Your task is to extract the lines from the one holding "Transcribe this image's" through the end of the material. Set them down exactly and add nothing.

◆ SUPPLIED DATA ◆
## START
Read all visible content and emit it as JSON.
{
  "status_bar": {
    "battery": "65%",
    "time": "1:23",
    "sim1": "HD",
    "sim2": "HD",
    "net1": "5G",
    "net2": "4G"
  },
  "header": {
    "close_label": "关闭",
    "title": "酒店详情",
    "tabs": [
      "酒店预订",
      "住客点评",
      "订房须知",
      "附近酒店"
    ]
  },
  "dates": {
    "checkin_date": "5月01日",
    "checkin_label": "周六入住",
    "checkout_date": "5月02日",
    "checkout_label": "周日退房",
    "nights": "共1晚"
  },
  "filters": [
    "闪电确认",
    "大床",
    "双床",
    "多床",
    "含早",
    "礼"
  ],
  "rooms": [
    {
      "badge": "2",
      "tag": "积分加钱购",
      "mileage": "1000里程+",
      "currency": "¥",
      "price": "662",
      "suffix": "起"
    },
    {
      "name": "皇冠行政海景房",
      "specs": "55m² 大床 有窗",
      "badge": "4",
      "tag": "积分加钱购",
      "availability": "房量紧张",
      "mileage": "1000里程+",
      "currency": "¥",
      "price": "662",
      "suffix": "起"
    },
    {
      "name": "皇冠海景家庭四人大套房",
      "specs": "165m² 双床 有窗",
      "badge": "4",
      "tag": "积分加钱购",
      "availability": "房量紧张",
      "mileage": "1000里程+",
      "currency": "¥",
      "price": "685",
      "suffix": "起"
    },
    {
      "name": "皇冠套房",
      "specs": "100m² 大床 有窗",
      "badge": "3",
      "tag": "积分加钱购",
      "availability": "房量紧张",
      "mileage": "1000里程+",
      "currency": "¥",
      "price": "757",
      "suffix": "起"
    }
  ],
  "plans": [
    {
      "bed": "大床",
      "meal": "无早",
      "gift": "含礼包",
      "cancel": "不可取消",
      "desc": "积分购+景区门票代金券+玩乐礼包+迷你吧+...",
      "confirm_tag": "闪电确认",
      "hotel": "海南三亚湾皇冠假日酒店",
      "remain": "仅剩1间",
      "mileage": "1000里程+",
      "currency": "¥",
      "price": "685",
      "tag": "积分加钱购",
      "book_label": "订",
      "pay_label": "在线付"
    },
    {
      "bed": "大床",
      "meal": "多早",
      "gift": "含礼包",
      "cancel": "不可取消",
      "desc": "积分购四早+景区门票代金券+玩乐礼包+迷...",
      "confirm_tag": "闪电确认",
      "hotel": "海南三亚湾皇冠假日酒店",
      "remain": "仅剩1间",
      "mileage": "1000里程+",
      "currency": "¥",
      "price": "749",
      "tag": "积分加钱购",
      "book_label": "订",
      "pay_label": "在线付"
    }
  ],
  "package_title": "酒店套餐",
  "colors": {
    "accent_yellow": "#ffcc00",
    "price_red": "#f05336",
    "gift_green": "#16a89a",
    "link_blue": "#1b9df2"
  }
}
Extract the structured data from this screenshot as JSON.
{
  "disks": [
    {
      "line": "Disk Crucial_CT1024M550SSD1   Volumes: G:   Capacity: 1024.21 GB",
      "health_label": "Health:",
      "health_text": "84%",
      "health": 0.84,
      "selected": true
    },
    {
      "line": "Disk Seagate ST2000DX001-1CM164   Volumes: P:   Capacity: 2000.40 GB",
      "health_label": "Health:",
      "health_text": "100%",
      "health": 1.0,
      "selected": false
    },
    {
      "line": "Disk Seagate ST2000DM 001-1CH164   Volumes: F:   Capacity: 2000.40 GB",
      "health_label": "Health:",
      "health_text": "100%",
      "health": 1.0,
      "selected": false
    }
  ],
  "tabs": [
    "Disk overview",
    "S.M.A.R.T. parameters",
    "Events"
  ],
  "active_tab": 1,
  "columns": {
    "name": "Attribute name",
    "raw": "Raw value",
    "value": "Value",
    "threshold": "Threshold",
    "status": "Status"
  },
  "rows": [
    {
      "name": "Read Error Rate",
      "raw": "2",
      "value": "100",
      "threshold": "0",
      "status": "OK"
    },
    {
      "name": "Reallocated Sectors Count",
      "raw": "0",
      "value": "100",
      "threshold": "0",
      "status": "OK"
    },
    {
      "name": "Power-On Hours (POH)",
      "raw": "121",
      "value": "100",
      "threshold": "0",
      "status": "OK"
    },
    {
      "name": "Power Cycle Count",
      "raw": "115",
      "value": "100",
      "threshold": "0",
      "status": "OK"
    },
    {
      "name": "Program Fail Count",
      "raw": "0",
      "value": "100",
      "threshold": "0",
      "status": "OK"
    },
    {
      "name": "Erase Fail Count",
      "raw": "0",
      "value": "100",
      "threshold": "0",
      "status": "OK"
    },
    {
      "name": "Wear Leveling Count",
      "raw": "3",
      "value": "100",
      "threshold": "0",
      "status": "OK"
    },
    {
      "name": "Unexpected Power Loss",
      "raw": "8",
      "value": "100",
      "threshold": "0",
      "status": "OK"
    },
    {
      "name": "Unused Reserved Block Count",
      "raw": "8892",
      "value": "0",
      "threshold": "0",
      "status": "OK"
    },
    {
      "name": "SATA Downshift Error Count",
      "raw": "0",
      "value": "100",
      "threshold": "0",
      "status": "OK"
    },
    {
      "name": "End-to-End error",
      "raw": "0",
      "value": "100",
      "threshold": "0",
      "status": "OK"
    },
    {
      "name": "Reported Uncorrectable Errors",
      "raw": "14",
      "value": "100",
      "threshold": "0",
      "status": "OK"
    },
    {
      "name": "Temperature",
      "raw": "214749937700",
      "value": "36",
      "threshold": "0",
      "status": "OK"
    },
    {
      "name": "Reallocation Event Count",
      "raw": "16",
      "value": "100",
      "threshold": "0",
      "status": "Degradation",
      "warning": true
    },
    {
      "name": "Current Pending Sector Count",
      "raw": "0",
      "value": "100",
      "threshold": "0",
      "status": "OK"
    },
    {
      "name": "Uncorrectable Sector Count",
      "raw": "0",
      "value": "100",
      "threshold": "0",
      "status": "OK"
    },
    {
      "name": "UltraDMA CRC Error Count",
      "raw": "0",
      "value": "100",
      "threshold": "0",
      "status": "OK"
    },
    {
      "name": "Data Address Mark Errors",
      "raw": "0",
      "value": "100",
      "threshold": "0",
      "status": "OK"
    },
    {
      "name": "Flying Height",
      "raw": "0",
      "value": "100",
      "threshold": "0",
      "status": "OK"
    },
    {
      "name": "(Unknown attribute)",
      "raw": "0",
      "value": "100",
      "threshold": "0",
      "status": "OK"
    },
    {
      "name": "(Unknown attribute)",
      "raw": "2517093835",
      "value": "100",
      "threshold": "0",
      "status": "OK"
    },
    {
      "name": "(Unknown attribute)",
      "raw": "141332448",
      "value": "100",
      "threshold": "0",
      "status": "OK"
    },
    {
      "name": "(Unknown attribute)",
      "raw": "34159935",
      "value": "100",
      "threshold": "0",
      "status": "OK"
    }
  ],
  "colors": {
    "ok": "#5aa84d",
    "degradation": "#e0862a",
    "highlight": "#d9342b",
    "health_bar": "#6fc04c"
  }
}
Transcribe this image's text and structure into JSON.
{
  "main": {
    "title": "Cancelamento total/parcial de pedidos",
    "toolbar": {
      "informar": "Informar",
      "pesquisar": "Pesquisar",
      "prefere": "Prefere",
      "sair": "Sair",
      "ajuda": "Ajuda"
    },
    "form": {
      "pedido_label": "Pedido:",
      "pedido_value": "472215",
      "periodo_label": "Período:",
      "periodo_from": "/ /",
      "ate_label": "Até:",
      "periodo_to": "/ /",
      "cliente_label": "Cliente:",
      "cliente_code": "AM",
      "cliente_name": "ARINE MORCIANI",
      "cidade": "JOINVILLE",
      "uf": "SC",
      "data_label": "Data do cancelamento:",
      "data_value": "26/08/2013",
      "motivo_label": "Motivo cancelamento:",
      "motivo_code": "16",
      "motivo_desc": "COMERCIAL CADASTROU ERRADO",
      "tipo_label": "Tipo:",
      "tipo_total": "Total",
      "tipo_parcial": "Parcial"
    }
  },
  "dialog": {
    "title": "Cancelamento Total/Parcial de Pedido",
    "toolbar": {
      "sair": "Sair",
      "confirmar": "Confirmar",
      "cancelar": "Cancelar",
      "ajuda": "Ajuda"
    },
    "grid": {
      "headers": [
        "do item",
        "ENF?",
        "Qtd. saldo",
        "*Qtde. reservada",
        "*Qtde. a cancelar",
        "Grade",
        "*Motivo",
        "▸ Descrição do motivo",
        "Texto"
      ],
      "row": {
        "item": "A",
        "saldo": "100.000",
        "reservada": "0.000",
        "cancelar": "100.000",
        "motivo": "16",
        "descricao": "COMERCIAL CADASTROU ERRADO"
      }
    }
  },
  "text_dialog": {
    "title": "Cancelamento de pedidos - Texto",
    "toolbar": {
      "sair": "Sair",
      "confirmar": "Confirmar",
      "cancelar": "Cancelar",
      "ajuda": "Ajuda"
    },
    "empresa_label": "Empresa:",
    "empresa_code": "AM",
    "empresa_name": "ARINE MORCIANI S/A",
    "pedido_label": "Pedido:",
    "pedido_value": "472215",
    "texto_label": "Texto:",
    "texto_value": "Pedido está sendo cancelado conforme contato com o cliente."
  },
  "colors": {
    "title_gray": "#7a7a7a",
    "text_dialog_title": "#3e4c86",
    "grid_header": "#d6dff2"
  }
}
## END
◆ RESULT OF THIS EXERCISE ◆
Transcribe this image's text and structure into JSON.
{
  "main": {
    "title": "Cancelamento total/parcial de pedidos",
    "toolbar": {
      "informar": "Informar",
      "pesquisar": "Pesquisar",
      "prefere": "Prefere",
      "sair": "Sair",
      "ajuda": "Ajuda"
    },
    "form": {
      "pedido_label": "Pedido:",
      "pedido_value": "472215",
      "periodo_label": "Período:",
      "periodo_from": "/ /",
      "ate_label": "Até:",
      "periodo_to": "/ /",
      "cliente_label": "Cliente:",
      "cliente_code": "AM",
      "cliente_name": "ARINE MORCIANI",
      "cidade": "JOINVILLE",
      "uf": "SC",
      "data_label": "Data do cancelamento:",
      "data_value": "26/08/2013",
      "motivo_label": "Motivo cancelamento:",
      "motivo_code": "16",
      "motivo_desc": "COMERCIAL CADASTROU ERRADO",
      "tipo_label": "Tipo:",
      "tipo_total": "Total",
      "tipo_parcial": "Parcial"
    }
  },
  "dialog": {
    "title": "Cancelamento Total/Parcial de Pedido",
    "toolbar": {
      "sair": "Sair",
      "confirmar": "Confirmar",
      "cancelar": "Cancelar",
      "ajuda": "Ajuda"
    },
    "grid": {
      "headers": [
        "do item",
        "ENF?",
        "Qtd. saldo",
        "*Qtde. reservada",
        "*Qtde. a cancelar",
        "Grade",
        "*Motivo",
        "▸ Descrição do motivo",
        "Texto"
      ],
      "row": {
        "item": "A",
        "saldo": "100.000",
        "reservada": "0.000",
        "cancelar": "100.000",
        "motivo": "16",
        "descricao": "COMERCIAL CADASTROU ERRADO"
      }
    }
  },
  "text_dialog": {
    "title": "Cancelamento de pedidos - Texto",
    "toolbar": {
      "sair": "Sair",
      "confirmar": "Confirmar",
      "cancelar": "Cancelar",
      "ajuda": "Ajuda"
    },
    "empresa_label": "Empresa:",
    "empresa_code": "AM",
    "empresa_name": "ARINE MORCIANI S/A",
    "pedido_label": "Pedido:",
    "pedido_value": "472215",
    "texto_label": "Texto:",
    "texto_value": "Pedido está sendo cancelado conforme contato com o cliente."
  },
  "colors": {
    "title_gray": "#7a7a7a",
    "text_dialog_title": "#3e4c86",
    "grid_header": "#d6dff2"
  }
}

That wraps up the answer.